What you need to do: Type the records out again in full, exactly.

Input rows:
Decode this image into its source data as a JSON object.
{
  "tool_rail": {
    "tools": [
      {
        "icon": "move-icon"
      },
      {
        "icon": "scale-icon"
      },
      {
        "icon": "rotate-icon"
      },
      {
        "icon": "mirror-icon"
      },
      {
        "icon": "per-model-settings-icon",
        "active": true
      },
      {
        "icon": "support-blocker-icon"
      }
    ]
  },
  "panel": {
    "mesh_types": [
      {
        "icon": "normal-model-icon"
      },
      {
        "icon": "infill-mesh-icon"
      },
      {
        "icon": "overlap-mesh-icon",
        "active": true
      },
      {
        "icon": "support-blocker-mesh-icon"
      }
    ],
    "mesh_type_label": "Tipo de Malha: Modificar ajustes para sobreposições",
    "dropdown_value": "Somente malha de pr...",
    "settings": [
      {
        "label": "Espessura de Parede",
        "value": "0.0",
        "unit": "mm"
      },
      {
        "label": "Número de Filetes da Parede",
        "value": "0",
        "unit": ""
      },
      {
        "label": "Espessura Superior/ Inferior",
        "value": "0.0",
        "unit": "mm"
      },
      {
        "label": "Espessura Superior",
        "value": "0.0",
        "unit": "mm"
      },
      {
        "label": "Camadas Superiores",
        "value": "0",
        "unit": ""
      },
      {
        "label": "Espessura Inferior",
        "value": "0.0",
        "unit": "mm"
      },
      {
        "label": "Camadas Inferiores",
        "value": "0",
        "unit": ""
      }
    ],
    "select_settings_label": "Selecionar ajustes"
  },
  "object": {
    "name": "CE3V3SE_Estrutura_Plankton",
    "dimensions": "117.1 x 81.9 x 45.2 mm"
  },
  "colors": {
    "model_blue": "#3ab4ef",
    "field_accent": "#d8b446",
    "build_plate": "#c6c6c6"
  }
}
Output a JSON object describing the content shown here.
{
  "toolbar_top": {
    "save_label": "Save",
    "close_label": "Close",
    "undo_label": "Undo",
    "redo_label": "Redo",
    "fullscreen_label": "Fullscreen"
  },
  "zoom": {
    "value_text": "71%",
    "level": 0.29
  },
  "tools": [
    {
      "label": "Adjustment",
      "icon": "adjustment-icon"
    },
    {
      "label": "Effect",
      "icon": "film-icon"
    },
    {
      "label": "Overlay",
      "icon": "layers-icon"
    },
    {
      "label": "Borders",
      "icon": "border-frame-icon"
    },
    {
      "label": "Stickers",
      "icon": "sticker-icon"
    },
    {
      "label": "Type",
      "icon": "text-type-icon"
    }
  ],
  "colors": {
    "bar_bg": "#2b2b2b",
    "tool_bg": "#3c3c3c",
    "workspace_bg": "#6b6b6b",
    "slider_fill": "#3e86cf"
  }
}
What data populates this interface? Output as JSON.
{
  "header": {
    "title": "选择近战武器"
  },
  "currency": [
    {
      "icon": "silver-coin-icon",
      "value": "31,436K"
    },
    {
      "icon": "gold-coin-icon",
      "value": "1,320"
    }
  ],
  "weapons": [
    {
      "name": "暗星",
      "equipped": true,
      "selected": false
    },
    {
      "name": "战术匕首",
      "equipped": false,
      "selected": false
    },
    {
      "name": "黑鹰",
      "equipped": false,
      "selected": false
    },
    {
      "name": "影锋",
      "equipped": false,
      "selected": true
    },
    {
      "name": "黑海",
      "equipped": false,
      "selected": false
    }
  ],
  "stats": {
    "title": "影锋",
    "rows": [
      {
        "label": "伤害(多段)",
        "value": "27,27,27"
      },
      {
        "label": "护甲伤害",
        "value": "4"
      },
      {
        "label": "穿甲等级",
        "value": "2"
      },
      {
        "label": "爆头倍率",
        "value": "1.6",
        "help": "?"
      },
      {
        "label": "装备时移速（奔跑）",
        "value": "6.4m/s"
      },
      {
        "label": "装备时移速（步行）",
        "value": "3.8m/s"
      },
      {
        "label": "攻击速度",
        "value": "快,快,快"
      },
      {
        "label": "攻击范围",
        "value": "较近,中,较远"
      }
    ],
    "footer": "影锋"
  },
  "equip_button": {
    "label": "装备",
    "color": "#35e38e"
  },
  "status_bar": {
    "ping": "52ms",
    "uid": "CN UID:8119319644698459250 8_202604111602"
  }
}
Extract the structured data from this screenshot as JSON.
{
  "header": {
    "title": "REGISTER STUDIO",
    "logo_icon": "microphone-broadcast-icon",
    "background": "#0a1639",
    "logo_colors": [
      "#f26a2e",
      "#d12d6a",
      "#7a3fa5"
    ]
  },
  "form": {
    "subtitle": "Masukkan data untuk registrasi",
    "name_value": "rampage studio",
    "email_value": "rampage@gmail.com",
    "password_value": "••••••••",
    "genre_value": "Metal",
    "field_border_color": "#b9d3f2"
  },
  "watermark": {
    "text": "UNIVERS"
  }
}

Answer to the exercise:
Decode this image into its source data as a JSON object.
{
  "tool_rail": {
    "tools": [
      {
        "icon": "move-icon"
      },
      {
        "icon": "scale-icon"
      },
      {
        "icon": "rotate-icon"
      },
      {
        "icon": "mirror-icon"
      },
      {
        "icon": "per-model-settings-icon",
        "active": true
      },
      {
        "icon": "support-blocker-icon"
      }
    ]
  },
  "panel": {
    "mesh_types": [
      {
        "icon": "normal-model-icon"
      },
      {
        "icon": "infill-mesh-icon"
      },
      {
        "icon": "overlap-mesh-icon",
        "active": true
      },
      {
        "icon": "support-blocker-mesh-icon"
      }
    ],
    "mesh_type_label": "Tipo de Malha: Modificar ajustes para sobreposições",
    "dropdown_value": "Somente malha de pr...",
    "settings": [
      {
        "label": "Espessura de Parede",
        "value": "0.0",
        "unit": "mm"
      },
      {
        "label": "Número de Filetes da Parede",
        "value": "0",
        "unit": ""
      },
      {
        "label": "Espessura Superior/ Inferior",
        "value": "0.0",
        "unit": "mm"
      },
      {
        "label": "Espessura Superior",
        "value": "0.0",
        "unit": "mm"
      },
      {
        "label": "Camadas Superiores",
        "value": "0",
        "unit": ""
      },
      {
        "label": "Espessura Inferior",
        "value": "0.0",
        "unit": "mm"
      },
      {
        "label": "Camadas Inferiores",
        "value": "0",
        "unit": ""
      }
    ],
    "select_settings_label": "Selecionar ajustes"
  },
  "object": {
    "name": "CE3V3SE_Estrutura_Plankton",
    "dimensions": "117.1 x 81.9 x 45.2 mm"
  },
  "colors": {
    "model_blue": "#3ab4ef",
    "field_accent": "#d8b446",
    "build_plate": "#c6c6c6"
  }
}
Output a JSON object describing the content shown here.
{
  "toolbar_top": {
    "save_label": "Save",
    "close_label": "Close",
    "undo_label": "Undo",
    "redo_label": "Redo",
    "fullscreen_label": "Fullscreen"
  },
  "zoom": {
    "value_text": "71%",
    "level": 0.29
  },
  "tools": [
    {
      "label": "Adjustment",
      "icon": "adjustment-icon"
    },
    {
      "label": "Effect",
      "icon": "film-icon"
    },
    {
      "label": "Overlay",
      "icon": "layers-icon"
    },
    {
      "label": "Borders",
      "icon": "border-frame-icon"
    },
    {
      "label": "Stickers",
      "icon": "sticker-icon"
    },
    {
      "label": "Type",
      "icon": "text-type-icon"
    }
  ],
  "colors": {
    "bar_bg": "#2b2b2b",
    "tool_bg": "#3c3c3c",
    "workspace_bg": "#6b6b6b",
    "slider_fill": "#3e86cf"
  }
}
What data populates this interface? Output as JSON.
{
  "header": {
    "title": "选择近战武器"
  },
  "currency": [
    {
      "icon": "silver-coin-icon",
      "value": "31,436K"
    },
    {
      "icon": "gold-coin-icon",
      "value": "1,320"
    }
  ],
  "weapons": [
    {
      "name": "暗星",
      "equipped": true,
      "selected": false
    },
    {
      "name": "战术匕首",
      "equipped": false,
      "selected": false
    },
    {
      "name": "黑鹰",
      "equipped": false,
      "selected": false
    },
    {
      "name": "影锋",
      "equipped": false,
      "selected": true
    },
    {
      "name": "黑海",
      "equipped": false,
      "selected": false
    }
  ],
  "stats": {
    "title": "影锋",
    "rows": [
      {
        "label": "伤害(多段)",
        "value": "27,27,27"
      },
      {
        "label": "护甲伤害",
        "value": "4"
      },
      {
        "label": "穿甲等级",
        "value": "2"
      },
      {
        "label": "爆头倍率",
        "value": "1.6",
        "help": "?"
      },
      {
        "label": "装备时移速（奔跑）",
        "value": "6.4m/s"
      },
      {
        "label": "装备时移速（步行）",
        "value": "3.8m/s"
      },
      {
        "label": "攻击速度",
        "value": "快,快,快"
      },
      {
        "label": "攻击范围",
        "value": "较近,中,较远"
      }
    ],
    "footer": "影锋"
  },
  "equip_button": {
    "label": "装备",
    "color": "#35e38e"
  },
  "status_bar": {
    "ping": "52ms",
    "uid": "CN UID:8119319644698459250 8_202604111602"
  }
}
Extract the structured data from this screenshot as JSON.
{
  "header": {
    "title": "REGISTER STUDIO",
    "logo_icon": "microphone-broadcast-icon",
    "background": "#0a1639",
    "logo_colors": [
      "#f26a2e",
      "#d12d6a",
      "#7a3fa5"
    ]
  },
  "form": {
    "subtitle": "Masukkan data untuk registrasi",
    "name_value": "rampage studio",
    "email_value": "rampage@gmail.com",
    "password_value": "••••••••",
    "genre_value": "Metal",
    "field_border_color": "#b9d3f2"
  },
  "watermark": {
    "text": "UNIVERS"
  }
}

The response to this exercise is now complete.